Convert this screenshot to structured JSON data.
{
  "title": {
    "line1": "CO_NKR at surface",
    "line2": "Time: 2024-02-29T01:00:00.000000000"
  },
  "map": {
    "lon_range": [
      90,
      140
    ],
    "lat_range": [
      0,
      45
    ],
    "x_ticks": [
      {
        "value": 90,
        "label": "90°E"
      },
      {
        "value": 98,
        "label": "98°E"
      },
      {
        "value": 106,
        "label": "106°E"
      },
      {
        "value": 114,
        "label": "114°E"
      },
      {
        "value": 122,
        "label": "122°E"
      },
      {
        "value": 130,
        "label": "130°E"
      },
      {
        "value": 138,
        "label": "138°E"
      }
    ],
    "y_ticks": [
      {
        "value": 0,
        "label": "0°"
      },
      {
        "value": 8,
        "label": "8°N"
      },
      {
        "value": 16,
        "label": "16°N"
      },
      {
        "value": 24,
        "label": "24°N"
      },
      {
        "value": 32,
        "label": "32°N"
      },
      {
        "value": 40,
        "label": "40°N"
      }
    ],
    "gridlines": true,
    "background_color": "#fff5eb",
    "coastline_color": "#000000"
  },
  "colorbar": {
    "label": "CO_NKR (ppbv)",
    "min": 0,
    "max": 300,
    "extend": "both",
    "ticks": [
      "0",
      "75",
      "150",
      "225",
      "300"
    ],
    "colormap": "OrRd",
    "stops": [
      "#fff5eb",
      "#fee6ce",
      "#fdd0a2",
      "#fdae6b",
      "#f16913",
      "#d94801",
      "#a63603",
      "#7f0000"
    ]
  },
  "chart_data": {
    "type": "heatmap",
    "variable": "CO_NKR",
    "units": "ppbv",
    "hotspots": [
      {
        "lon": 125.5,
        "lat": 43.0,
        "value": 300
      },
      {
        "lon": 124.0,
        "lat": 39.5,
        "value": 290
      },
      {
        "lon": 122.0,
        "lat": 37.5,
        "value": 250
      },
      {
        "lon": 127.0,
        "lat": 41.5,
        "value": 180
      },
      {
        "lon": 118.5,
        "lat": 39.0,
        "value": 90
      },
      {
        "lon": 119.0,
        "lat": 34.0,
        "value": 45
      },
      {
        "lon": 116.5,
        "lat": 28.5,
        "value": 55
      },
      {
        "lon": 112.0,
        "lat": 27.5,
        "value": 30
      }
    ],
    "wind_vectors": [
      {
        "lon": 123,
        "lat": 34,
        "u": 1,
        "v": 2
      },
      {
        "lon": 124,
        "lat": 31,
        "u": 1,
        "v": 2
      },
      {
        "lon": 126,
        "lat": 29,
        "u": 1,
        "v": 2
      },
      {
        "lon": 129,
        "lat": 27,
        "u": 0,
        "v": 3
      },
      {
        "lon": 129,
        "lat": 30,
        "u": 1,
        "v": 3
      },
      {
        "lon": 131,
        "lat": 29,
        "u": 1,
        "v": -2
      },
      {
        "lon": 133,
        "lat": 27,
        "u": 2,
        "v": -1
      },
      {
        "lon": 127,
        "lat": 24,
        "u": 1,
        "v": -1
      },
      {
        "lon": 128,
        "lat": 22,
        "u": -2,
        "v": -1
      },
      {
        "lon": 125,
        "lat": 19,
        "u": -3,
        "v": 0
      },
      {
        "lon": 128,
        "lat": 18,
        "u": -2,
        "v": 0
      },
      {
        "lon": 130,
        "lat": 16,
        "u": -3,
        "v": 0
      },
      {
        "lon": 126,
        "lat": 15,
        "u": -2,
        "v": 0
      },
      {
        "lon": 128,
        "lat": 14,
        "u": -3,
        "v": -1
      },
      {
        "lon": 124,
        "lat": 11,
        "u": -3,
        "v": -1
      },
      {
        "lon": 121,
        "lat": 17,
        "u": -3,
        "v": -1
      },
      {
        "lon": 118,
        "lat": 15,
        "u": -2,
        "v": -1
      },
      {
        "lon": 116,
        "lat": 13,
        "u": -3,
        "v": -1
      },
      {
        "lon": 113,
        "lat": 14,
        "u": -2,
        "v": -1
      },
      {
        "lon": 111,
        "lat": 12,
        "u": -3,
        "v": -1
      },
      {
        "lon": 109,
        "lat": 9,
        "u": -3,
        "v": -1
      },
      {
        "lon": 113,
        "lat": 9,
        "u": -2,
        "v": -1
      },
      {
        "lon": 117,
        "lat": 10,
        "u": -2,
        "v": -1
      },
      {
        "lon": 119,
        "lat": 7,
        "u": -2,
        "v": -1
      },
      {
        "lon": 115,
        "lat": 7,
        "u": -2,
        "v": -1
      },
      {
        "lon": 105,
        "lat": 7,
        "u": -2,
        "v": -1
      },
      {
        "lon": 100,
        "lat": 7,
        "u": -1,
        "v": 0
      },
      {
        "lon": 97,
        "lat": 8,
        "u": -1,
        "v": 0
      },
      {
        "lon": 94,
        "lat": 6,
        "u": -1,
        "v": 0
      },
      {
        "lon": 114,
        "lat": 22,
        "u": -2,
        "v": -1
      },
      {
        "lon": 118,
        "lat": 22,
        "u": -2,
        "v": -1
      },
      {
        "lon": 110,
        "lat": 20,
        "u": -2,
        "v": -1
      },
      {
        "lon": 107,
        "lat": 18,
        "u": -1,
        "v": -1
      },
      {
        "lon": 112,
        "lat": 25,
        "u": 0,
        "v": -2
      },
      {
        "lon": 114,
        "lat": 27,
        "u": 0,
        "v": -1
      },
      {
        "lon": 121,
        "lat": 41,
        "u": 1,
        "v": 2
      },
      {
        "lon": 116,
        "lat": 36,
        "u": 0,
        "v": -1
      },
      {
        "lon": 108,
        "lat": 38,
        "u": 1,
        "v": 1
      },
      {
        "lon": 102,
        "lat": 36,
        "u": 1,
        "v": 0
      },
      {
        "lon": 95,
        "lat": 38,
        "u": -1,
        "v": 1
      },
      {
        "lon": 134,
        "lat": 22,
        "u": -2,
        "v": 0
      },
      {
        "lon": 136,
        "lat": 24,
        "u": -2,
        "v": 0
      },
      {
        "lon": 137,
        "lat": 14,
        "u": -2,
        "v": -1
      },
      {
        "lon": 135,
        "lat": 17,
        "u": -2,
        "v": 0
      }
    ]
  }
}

=-=-=

**WHAT THE TASK REQUIRES**
Retype the material in full. Each word must match.

**ANSWER TO THE EXERCISE**
Convert this screenshot to structured JSON data.
{
  "title": {
    "line1": "CO_NKR at surface",
    "line2": "Time: 2024-02-29T01:00:00.000000000"
  },
  "map": {
    "lon_range": [
      90,
      140
    ],
    "lat_range": [
      0,
      45
    ],
    "x_ticks": [
      {
        "value": 90,
        "label": "90°E"
      },
      {
        "value": 98,
        "label": "98°E"
      },
      {
        "value": 106,
        "label": "106°E"
      },
      {
        "value": 114,
        "label": "114°E"
      },
      {
        "value": 122,
        "label": "122°E"
      },
      {
        "value": 130,
        "label": "130°E"
      },
      {
        "value": 138,
        "label": "138°E"
      }
    ],
    "y_ticks": [
      {
        "value": 0,
        "label": "0°"
      },
      {
        "value": 8,
        "label": "8°N"
      },
      {
        "value": 16,
        "label": "16°N"
      },
      {
        "value": 24,
        "label": "24°N"
      },
      {
        "value": 32,
        "label": "32°N"
      },
      {
        "value": 40,
        "label": "40°N"
      }
    ],
    "gridlines": true,
    "background_color": "#fff5eb",
    "coastline_color": "#000000"
  },
  "colorbar": {
    "label": "CO_NKR (ppbv)",
    "min": 0,
    "max": 300,
    "extend": "both",
    "ticks": [
      "0",
      "75",
      "150",
      "225",
      "300"
    ],
    "colormap": "OrRd",
    "stops": [
      "#fff5eb",
      "#fee6ce",
      "#fdd0a2",
      "#fdae6b",
      "#f16913",
      "#d94801",
      "#a63603",
      "#7f0000"
    ]
  },
  "chart_data": {
    "type": "heatmap",
    "variable": "CO_NKR",
    "units": "ppbv",
    "hotspots": [
      {
        "lon": 125.5,
        "lat": 43.0,
        "value": 300
      },
      {
        "lon": 124.0,
        "lat": 39.5,
        "value": 290
      },
      {
        "lon": 122.0,
        "lat": 37.5,
        "value": 250
      },
      {
        "lon": 127.0,
        "lat": 41.5,
        "value": 180
      },
      {
        "lon": 118.5,
        "lat": 39.0,
        "value": 90
      },
      {
        "lon": 119.0,
        "lat": 34.0,
        "value": 45
      },
      {
        "lon": 116.5,
        "lat": 28.5,
        "value": 55
      },
      {
        "lon": 112.0,
        "lat": 27.5,
        "value": 30
      }
    ],
    "wind_vectors": [
      {
        "lon": 123,
        "lat": 34,
        "u": 1,
        "v": 2
      },
      {
        "lon": 124,
        "lat": 31,
        "u": 1,
        "v": 2
      },
      {
        "lon": 126,
        "lat": 29,
        "u": 1,
        "v": 2
      },
      {
        "lon": 129,
        "lat": 27,
        "u": 0,
        "v": 3
      },
      {
        "lon": 129,
        "lat": 30,
        "u": 1,
        "v": 3
      },
      {
        "lon": 131,
        "lat": 29,
        "u": 1,
        "v": -2
      },
      {
        "lon": 133,
        "lat": 27,
        "u": 2,
        "v": -1
      },
      {
        "lon": 127,
        "lat": 24,
        "u": 1,
        "v": -1
      },
      {
        "lon": 128,
        "lat": 22,
        "u": -2,
        "v": -1
      },
      {
        "lon": 125,
        "lat": 19,
        "u": -3,
        "v": 0
      },
      {
        "lon": 128,
        "lat": 18,
        "u": -2,
        "v": 0
      },
      {
        "lon": 130,
        "lat": 16,
        "u": -3,
        "v": 0
      },
      {
        "lon": 126,
        "lat": 15,
        "u": -2,
        "v": 0
      },
      {
        "lon": 128,
        "lat": 14,
        "u": -3,
        "v": -1
      },
      {
        "lon": 124,
        "lat": 11,
        "u": -3,
        "v": -1
      },
      {
        "lon": 121,
        "lat": 17,
        "u": -3,
        "v": -1
      },
      {
        "lon": 118,
        "lat": 15,
        "u": -2,
        "v": -1
      },
      {
        "lon": 116,
        "lat": 13,
        "u": -3,
        "v": -1
      },
      {
        "lon": 113,
        "lat": 14,
        "u": -2,
        "v": -1
      },
      {
        "lon": 111,
        "lat": 12,
        "u": -3,
        "v": -1
      },
      {
        "lon": 109,
        "lat": 9,
        "u": -3,
        "v": -1
      },
      {
        "lon": 113,
        "lat": 9,
        "u": -2,
        "v": -1
      },
      {
        "lon": 117,
        "lat": 10,
        "u": -2,
        "v": -1
      },
      {
        "lon": 119,
        "lat": 7,
        "u": -2,
        "v": -1
      },
      {
        "lon": 115,
        "lat": 7,
        "u": -2,
        "v": -1
      },
      {
        "lon": 105,
        "lat": 7,
        "u": -2,
        "v": -1
      },
      {
        "lon": 100,
        "lat": 7,
        "u": -1,
        "v": 0
      },
      {
        "lon": 97,
        "lat": 8,
        "u": -1,
        "v": 0
      },
      {
        "lon": 94,
        "lat": 6,
        "u": -1,
        "v": 0
      },
      {
        "lon": 114,
        "lat": 22,
        "u": -2,
        "v": -1
      },
      {
        "lon": 118,
        "lat": 22,
        "u": -2,
        "v": -1
      },
      {
        "lon": 110,
        "lat": 20,
        "u": -2,
        "v": -1
      },
      {
        "lon": 107,
        "lat": 18,
        "u": -1,
        "v": -1
      },
      {
        "lon": 112,
        "lat": 25,
        "u": 0,
        "v": -2
      },
      {
        "lon": 114,
        "lat": 27,
        "u": 0,
        "v": -1
      },
      {
        "lon": 121,
        "lat": 41,
        "u": 1,
        "v": 2
      },
      {
        "lon": 116,
        "lat": 36,
        "u": 0,
        "v": -1
      },
      {
        "lon": 108,
        "lat": 38,
        "u": 1,
        "v": 1
      },
      {
        "lon": 102,
        "lat": 36,
        "u": 1,
        "v": 0
      },
      {
        "lon": 95,
        "lat": 38,
        "u": -1,
        "v": 1
      },
      {
        "lon": 134,
        "lat": 22,
        "u": -2,
        "v": 0
      },
      {
        "lon": 136,
        "lat": 24,
        "u": -2,
        "v": 0
      },
      {
        "lon": 137,
        "lat": 14,
        "u": -2,
        "v": -1
      },
      {
        "lon": 135,
        "lat": 17,
        "u": -2,
        "v": 0
      }
    ]
  }
}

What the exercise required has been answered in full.